▸ Record excerpts
■ ■ ■ ■ ■

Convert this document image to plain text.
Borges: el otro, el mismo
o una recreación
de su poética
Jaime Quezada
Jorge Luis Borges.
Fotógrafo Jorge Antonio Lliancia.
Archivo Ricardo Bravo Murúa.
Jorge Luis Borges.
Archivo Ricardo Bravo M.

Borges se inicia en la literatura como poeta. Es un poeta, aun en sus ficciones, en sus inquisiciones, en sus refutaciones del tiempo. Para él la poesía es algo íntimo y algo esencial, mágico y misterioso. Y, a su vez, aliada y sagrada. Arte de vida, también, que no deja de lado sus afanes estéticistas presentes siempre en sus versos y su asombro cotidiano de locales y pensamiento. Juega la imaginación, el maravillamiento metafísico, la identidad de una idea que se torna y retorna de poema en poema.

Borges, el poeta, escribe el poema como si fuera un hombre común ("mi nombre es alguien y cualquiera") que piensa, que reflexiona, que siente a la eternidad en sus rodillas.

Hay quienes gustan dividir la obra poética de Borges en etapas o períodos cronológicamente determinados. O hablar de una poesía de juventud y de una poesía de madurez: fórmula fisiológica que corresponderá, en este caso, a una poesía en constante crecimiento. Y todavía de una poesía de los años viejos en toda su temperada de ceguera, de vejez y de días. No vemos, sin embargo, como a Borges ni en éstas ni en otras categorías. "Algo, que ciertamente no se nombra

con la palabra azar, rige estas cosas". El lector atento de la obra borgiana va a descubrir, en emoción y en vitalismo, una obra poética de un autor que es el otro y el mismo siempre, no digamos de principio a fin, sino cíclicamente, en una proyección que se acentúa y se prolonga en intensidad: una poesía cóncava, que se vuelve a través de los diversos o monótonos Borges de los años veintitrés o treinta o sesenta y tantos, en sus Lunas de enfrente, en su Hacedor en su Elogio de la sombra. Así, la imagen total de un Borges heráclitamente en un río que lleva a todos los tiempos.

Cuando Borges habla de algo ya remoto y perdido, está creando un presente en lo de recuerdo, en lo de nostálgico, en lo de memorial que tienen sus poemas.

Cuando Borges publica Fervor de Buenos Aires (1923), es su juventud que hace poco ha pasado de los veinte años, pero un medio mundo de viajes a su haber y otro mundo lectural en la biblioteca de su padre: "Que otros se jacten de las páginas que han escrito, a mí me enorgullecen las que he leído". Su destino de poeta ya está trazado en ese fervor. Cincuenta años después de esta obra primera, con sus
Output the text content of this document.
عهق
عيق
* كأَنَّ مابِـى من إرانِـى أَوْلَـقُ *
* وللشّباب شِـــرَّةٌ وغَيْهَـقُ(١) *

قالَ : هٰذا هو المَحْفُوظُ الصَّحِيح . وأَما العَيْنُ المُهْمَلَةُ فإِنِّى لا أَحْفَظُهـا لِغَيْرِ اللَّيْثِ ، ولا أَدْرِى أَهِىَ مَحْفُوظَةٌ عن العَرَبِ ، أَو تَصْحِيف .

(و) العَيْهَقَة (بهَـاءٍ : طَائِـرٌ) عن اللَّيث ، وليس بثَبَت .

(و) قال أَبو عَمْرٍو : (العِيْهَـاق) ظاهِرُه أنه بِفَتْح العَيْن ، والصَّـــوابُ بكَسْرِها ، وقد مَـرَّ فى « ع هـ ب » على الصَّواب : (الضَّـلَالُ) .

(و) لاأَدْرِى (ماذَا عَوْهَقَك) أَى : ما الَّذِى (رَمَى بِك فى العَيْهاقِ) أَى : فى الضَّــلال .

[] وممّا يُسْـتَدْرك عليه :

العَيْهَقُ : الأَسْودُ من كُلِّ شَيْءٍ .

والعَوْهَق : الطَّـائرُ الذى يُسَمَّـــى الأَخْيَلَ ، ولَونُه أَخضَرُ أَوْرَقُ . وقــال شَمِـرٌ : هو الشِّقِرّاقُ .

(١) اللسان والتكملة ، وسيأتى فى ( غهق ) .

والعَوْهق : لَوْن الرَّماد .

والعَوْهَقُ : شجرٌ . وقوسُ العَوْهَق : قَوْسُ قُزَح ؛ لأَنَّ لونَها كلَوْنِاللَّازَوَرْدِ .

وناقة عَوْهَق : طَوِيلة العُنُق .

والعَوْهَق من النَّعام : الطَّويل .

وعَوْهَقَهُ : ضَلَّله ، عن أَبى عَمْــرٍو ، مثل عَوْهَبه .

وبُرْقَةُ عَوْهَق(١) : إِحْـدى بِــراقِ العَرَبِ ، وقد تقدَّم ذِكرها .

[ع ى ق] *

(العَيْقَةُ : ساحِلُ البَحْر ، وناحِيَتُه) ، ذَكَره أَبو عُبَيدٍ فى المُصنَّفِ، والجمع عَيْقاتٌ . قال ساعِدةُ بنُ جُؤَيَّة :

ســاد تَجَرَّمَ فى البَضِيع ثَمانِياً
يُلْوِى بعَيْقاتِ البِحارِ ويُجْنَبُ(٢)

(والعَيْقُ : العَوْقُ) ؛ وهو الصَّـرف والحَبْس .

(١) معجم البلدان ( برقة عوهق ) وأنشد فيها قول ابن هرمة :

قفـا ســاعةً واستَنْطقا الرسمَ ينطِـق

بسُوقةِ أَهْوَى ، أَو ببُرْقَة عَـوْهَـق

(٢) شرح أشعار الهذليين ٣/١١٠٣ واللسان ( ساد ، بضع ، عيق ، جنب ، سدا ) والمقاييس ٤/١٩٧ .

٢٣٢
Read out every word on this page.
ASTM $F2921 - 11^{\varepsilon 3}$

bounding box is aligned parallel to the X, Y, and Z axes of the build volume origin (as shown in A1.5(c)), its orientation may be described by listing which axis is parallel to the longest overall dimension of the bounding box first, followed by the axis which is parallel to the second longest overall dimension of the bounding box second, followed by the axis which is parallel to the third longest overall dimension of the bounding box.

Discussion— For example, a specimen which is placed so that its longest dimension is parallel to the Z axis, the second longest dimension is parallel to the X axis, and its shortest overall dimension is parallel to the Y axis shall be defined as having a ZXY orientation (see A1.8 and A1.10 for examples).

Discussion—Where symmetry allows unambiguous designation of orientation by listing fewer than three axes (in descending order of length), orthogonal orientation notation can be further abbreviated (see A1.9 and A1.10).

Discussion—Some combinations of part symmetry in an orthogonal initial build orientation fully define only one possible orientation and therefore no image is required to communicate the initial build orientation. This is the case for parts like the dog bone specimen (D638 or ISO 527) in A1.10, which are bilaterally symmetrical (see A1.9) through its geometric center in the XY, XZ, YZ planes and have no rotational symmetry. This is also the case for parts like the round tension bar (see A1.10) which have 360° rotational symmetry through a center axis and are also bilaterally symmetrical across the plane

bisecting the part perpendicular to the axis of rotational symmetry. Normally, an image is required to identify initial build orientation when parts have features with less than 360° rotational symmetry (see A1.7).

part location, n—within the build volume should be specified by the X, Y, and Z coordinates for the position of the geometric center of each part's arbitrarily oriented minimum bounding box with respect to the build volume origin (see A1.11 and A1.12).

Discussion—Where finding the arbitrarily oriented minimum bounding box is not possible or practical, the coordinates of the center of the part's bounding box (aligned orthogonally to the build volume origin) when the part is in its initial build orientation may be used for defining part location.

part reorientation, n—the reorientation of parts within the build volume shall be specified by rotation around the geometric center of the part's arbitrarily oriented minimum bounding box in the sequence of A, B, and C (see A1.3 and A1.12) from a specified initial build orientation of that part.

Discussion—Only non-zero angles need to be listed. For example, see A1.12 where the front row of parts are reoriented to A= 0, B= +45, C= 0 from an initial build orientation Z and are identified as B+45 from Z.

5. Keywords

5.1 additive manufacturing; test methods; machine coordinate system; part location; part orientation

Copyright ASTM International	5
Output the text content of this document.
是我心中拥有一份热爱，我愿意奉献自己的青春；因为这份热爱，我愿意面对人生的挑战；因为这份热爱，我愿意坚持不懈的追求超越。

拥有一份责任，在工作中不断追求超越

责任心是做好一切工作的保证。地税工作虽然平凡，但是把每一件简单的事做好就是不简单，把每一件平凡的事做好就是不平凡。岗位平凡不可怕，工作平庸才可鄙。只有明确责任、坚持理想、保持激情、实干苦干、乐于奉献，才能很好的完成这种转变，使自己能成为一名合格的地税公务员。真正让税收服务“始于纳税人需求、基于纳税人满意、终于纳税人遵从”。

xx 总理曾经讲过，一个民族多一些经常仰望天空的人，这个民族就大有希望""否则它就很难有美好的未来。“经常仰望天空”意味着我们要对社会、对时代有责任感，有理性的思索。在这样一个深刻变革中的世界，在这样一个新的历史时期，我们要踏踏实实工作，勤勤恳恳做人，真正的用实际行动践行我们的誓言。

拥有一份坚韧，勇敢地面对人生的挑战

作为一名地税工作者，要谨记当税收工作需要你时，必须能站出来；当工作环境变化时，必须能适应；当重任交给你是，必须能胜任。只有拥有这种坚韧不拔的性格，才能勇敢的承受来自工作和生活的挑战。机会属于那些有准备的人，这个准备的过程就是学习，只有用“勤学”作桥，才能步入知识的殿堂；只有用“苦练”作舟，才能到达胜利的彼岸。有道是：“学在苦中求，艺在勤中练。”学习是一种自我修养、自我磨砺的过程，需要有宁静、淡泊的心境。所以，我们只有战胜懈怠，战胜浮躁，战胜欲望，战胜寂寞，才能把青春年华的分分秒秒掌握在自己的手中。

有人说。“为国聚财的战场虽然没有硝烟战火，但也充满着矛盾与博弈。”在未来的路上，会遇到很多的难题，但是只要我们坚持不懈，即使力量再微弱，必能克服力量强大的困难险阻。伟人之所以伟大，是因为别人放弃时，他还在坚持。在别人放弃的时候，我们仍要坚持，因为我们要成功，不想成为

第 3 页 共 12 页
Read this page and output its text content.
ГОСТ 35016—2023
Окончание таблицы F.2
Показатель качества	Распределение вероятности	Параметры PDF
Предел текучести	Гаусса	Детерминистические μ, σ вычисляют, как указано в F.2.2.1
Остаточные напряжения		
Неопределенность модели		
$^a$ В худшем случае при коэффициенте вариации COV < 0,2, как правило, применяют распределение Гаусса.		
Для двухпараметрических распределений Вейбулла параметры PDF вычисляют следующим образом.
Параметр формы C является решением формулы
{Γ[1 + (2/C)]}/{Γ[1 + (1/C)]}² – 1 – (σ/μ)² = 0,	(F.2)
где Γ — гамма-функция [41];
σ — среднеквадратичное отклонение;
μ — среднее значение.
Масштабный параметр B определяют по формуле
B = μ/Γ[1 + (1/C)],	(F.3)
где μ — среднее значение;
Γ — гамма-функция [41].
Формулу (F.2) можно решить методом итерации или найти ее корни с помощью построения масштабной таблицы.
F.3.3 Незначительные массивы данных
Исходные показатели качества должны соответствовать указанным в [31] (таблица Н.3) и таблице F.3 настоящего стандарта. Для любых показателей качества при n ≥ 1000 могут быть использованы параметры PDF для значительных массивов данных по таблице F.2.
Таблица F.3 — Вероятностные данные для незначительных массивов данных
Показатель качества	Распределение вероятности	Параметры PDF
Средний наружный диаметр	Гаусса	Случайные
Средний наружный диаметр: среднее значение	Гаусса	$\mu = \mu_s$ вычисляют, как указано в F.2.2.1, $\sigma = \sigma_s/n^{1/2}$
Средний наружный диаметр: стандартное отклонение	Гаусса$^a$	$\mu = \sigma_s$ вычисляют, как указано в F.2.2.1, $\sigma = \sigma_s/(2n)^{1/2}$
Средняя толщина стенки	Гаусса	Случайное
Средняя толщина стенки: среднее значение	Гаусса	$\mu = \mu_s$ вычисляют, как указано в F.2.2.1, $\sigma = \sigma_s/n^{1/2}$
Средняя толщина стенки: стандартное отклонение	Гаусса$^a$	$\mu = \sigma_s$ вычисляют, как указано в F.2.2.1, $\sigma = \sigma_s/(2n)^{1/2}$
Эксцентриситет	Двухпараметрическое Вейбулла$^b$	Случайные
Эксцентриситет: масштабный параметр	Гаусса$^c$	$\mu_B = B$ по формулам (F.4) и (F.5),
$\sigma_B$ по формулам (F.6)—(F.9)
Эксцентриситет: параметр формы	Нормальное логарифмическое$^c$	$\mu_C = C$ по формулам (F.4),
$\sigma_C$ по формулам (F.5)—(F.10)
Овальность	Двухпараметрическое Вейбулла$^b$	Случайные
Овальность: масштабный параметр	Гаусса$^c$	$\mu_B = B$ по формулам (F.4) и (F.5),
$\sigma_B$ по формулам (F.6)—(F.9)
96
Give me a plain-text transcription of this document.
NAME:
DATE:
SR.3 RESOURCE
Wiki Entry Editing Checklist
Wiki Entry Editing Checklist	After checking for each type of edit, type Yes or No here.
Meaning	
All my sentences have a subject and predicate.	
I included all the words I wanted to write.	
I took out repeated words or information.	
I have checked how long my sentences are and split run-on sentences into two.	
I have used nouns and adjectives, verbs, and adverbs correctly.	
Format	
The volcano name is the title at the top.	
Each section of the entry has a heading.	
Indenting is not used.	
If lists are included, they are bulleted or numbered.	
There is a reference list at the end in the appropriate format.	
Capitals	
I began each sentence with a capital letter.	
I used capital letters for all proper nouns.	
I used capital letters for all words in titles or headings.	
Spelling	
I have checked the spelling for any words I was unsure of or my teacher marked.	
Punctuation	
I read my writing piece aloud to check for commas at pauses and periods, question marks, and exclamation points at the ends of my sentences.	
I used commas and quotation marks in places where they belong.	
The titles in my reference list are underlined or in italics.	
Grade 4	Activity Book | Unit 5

■ ■ ■ ■ ■

▸ Written exercise
Set down, unchanged, the line that contains "Give me a plain-text" together with every later line in the records, through the last one.

▸ Written answer
Give me a plain-text transcription of this document.
NAME:
DATE:
SR.3 RESOURCE
Wiki Entry Editing Checklist
Wiki Entry Editing Checklist	After checking for each type of edit, type Yes or No here.
Meaning	
All my sentences have a subject and predicate.	
I included all the words I wanted to write.	
I took out repeated words or information.	
I have checked how long my sentences are and split run-on sentences into two.	
I have used nouns and adjectives, verbs, and adverbs correctly.	
Format	
The volcano name is the title at the top.	
Each section of the entry has a heading.	
Indenting is not used.	
If lists are included, they are bulleted or numbered.	
There is a reference list at the end in the appropriate format.	
Capitals	
I began each sentence with a capital letter.	
I used capital letters for all proper nouns.	
I used capital letters for all words in titles or headings.	
Spelling	
I have checked the spelling for any words I was unsure of or my teacher marked.	
Punctuation	
I read my writing piece aloud to check for commas at pauses and periods, question marks, and exclamation points at the ends of my sentences.	
I used commas and quotation marks in places where they belong.	
The titles in my reference list are underlined or in italics.	
Grade 4	Activity Book | Unit 5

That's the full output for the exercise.